[Records excerpted from a collection]
* * * *

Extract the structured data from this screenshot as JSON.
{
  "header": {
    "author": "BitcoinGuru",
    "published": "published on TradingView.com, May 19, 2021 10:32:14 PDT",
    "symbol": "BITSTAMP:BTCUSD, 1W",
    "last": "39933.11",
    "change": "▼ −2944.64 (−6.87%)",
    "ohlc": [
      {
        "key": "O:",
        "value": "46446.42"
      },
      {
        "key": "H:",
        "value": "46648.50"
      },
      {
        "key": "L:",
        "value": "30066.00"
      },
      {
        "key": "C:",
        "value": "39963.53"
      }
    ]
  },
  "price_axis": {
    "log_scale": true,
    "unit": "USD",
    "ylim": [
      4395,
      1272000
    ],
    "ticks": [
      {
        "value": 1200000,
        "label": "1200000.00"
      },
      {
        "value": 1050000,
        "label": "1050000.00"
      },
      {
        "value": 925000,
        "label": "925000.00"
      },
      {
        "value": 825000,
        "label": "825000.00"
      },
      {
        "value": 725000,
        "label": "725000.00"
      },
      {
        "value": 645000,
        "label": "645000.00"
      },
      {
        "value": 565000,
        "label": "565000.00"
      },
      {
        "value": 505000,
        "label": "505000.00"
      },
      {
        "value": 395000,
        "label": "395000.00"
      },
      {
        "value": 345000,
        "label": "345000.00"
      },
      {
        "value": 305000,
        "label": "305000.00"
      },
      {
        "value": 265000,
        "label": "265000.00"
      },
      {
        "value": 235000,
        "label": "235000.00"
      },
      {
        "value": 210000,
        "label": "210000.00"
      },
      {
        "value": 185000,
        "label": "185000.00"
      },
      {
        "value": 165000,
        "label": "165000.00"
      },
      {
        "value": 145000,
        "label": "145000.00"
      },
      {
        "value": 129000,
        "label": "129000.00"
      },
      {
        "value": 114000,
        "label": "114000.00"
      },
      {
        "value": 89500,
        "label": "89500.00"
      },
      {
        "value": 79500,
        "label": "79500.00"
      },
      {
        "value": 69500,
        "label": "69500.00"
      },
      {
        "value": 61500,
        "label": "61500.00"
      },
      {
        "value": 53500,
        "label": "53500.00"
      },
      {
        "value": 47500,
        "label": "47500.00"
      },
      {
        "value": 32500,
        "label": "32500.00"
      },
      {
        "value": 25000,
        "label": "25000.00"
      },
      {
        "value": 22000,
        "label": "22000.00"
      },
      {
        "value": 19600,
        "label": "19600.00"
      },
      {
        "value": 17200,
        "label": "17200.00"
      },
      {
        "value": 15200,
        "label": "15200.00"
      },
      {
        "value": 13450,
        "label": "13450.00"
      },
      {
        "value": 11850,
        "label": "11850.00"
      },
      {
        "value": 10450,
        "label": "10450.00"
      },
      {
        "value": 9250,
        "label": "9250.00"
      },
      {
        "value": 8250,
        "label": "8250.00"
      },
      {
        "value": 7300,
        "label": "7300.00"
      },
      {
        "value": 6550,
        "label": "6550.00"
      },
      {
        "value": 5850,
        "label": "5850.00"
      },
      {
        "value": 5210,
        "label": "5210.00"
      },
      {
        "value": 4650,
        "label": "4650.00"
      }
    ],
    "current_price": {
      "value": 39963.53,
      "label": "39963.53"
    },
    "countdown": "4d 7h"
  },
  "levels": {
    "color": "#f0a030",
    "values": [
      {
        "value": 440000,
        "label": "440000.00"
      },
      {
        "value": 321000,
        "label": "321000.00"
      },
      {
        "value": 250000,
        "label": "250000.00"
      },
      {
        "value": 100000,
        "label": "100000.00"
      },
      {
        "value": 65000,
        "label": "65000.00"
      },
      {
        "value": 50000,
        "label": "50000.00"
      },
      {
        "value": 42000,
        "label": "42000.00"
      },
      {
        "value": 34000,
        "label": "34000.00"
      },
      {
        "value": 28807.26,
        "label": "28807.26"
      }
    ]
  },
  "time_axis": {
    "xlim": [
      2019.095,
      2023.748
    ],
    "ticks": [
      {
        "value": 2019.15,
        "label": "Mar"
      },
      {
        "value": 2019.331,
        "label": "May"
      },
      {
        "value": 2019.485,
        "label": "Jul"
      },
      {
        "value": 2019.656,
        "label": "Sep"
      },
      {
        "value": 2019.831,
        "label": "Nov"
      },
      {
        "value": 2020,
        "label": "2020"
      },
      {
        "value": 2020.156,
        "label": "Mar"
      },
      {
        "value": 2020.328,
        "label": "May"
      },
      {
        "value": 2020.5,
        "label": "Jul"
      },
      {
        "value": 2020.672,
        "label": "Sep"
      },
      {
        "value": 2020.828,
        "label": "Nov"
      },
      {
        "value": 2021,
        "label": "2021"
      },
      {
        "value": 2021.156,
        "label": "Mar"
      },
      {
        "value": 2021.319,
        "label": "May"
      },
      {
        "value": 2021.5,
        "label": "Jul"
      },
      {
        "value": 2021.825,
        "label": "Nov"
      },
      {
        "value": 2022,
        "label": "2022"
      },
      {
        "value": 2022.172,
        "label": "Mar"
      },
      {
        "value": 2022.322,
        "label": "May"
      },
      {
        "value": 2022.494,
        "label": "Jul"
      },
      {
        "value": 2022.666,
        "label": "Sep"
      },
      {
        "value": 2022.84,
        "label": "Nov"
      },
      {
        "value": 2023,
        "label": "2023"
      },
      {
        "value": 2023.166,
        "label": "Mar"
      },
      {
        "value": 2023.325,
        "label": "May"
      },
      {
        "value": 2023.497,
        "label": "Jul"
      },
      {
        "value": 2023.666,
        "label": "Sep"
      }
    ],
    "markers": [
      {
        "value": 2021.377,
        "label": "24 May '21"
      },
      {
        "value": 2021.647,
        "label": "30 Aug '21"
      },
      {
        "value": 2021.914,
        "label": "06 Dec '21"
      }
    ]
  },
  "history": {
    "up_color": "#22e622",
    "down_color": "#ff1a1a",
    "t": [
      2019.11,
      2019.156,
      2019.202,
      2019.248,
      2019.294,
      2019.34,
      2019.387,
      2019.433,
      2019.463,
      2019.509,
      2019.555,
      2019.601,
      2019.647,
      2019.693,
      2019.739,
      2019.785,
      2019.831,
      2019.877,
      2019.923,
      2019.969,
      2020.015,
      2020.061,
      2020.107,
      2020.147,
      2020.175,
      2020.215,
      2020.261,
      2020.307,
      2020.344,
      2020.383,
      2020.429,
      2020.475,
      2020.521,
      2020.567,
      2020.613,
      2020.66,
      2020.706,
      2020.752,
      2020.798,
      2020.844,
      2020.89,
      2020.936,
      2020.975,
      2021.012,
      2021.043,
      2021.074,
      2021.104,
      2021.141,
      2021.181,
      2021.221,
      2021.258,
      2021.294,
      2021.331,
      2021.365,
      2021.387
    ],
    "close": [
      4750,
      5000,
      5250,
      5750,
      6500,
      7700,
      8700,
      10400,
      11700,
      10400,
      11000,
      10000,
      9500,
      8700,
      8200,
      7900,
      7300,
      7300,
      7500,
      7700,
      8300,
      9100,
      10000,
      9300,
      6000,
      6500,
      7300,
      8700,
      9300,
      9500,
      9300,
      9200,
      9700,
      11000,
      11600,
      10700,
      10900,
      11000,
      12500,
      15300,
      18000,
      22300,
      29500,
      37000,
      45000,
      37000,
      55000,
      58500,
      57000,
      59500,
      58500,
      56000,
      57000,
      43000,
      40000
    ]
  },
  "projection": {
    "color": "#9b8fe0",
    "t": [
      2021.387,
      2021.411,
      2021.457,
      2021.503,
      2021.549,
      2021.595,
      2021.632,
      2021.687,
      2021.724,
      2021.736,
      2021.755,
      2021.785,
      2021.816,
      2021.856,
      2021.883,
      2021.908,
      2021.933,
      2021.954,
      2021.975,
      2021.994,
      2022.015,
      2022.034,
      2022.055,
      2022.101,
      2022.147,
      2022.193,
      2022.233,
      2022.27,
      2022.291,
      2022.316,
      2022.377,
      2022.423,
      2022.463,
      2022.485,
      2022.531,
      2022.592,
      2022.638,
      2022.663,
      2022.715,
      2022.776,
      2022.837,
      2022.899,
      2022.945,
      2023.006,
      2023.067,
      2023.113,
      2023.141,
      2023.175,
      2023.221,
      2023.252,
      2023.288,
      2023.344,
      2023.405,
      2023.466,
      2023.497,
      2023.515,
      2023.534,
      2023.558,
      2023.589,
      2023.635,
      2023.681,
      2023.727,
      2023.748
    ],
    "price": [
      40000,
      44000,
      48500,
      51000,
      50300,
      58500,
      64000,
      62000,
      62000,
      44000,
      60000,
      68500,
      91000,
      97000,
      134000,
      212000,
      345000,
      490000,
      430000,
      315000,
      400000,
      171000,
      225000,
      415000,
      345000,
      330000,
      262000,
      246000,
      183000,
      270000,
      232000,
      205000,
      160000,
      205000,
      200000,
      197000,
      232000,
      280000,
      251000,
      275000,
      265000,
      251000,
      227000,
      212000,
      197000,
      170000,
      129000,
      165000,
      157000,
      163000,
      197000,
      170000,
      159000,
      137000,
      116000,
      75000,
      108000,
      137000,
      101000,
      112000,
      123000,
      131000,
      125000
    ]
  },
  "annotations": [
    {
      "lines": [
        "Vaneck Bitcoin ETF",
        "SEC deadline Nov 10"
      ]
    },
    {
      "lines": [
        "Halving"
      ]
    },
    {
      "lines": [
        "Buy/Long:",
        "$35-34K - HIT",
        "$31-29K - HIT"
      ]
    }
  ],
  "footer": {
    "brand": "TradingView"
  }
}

* * * *

*Problem to work on*: Look through the material above. Copy each line where the word "TradingView" appears.

*Complete output*:
    "published": "published on TradingView.com, May 19, 2021 10:32:14 PDT",
    "brand": "TradingView"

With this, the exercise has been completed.